* Records for the task *
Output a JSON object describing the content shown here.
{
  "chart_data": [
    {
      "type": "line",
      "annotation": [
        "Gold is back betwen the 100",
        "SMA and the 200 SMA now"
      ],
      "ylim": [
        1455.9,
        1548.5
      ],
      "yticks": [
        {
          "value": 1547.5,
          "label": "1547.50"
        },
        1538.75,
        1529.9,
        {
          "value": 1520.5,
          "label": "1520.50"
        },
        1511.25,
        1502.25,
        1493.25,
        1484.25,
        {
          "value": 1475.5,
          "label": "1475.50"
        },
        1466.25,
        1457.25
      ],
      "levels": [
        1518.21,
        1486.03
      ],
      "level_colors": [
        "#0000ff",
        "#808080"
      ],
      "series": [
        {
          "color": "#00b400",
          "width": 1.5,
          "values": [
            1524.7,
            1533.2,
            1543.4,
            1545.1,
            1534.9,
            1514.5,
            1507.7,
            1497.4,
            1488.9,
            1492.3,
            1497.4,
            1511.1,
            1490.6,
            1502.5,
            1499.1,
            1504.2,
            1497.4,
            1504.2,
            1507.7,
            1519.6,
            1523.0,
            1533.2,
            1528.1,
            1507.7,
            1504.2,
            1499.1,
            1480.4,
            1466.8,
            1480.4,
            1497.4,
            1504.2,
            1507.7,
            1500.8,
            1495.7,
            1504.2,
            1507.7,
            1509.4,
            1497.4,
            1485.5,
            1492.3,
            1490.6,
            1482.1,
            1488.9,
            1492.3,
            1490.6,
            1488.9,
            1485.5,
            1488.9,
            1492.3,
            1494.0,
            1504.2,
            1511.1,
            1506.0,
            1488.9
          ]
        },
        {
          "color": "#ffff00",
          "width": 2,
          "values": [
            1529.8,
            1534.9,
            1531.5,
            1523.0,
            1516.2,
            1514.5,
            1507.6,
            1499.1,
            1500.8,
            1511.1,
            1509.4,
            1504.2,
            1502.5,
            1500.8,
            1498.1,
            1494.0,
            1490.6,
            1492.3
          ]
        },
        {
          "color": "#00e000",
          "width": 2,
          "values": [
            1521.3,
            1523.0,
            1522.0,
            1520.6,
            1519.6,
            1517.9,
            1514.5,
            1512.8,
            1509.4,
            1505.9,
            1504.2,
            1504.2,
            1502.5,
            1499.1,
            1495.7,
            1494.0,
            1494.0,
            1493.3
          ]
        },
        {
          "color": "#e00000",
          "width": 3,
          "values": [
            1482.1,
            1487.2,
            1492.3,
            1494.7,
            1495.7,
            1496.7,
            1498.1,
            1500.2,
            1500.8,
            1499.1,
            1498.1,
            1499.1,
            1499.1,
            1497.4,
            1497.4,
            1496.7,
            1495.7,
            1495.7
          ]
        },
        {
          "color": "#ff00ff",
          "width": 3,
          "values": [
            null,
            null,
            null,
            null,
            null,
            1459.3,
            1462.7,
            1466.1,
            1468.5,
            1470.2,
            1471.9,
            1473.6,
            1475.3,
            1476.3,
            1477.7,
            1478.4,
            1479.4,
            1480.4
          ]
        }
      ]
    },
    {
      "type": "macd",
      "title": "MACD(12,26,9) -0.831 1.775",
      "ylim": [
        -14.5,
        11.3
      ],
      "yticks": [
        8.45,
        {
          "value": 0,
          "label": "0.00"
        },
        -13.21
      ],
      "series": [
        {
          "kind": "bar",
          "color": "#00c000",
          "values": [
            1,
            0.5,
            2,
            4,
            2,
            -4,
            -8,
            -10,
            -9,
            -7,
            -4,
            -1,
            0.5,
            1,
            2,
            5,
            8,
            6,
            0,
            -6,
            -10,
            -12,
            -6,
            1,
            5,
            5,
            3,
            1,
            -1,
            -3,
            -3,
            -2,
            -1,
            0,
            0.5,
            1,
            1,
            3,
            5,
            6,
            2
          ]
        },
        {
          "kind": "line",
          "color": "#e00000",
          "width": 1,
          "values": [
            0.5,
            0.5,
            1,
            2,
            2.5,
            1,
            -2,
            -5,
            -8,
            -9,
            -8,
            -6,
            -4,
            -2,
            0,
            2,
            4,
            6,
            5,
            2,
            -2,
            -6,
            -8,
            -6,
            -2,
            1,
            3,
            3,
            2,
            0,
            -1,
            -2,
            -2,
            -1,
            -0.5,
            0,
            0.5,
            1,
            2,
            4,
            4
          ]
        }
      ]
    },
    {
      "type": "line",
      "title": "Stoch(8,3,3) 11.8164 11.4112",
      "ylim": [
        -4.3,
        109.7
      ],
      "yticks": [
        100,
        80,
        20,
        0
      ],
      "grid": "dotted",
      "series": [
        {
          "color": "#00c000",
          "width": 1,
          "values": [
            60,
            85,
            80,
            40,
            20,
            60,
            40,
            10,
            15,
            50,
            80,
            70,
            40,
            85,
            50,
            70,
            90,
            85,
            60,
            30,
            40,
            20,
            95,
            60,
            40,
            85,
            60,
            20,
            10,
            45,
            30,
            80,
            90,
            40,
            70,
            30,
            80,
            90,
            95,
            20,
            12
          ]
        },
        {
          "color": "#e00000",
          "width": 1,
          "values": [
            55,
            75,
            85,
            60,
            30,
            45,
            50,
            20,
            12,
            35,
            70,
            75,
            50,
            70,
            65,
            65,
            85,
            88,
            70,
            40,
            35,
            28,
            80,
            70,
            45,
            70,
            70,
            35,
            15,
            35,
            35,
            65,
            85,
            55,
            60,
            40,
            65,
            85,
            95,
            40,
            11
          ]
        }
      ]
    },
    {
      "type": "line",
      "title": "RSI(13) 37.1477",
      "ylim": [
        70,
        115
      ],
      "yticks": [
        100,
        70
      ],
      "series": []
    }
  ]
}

* What you will do *
Extract all lines of the records above that include "title".

* Completed exercise *
      "title": "MACD(12,26,9) -0.831 1.775",
      "title": "Stoch(8,3,3) 11.8164 11.4112",
      "title": "RSI(13) 37.1477",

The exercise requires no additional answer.